Task directions
Below, find each line holding "компаний" and state how many there are, using the number alone.

Dataset records
----
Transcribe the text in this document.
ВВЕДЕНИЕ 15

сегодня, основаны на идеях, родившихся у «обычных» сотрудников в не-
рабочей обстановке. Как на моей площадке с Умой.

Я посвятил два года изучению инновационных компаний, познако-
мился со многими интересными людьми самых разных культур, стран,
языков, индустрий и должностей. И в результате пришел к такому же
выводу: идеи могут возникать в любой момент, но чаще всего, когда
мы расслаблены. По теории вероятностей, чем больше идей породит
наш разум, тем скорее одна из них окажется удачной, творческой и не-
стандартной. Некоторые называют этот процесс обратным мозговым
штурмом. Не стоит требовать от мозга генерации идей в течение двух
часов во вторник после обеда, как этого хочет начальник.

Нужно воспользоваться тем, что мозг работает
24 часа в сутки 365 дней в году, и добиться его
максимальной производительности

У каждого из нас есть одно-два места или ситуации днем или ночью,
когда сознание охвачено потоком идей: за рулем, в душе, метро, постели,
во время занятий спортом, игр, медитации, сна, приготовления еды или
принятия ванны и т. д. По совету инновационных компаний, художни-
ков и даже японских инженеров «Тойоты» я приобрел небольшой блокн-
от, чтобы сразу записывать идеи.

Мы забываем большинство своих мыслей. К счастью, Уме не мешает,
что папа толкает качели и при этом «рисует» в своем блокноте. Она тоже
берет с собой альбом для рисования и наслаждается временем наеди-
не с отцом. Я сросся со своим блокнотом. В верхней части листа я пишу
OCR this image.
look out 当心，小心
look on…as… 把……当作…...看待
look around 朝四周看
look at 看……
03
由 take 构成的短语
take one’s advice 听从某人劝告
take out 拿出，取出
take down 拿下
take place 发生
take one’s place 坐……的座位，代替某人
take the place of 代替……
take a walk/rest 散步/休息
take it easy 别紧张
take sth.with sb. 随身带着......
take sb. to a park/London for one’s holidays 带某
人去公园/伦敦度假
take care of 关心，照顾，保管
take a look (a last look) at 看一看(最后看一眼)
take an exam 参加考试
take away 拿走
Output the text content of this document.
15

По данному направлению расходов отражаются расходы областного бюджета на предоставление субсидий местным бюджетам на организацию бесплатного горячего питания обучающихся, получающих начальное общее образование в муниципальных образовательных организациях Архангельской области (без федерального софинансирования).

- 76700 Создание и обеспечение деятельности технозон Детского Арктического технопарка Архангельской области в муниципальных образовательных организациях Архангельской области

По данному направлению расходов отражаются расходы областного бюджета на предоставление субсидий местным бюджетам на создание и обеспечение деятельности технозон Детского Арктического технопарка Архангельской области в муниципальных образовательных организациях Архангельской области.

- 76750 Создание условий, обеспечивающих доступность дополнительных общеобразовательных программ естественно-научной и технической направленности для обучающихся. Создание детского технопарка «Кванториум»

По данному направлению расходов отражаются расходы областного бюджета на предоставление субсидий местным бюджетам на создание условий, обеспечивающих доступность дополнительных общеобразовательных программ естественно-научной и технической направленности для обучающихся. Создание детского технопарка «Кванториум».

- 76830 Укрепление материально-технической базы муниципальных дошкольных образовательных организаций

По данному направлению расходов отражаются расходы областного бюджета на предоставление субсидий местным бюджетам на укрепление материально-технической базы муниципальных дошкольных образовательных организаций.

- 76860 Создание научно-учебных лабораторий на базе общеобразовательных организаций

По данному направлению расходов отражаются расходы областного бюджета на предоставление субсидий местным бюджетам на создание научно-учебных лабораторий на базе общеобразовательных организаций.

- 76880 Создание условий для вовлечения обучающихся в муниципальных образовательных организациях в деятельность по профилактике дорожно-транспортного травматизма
----
Solution to this task
2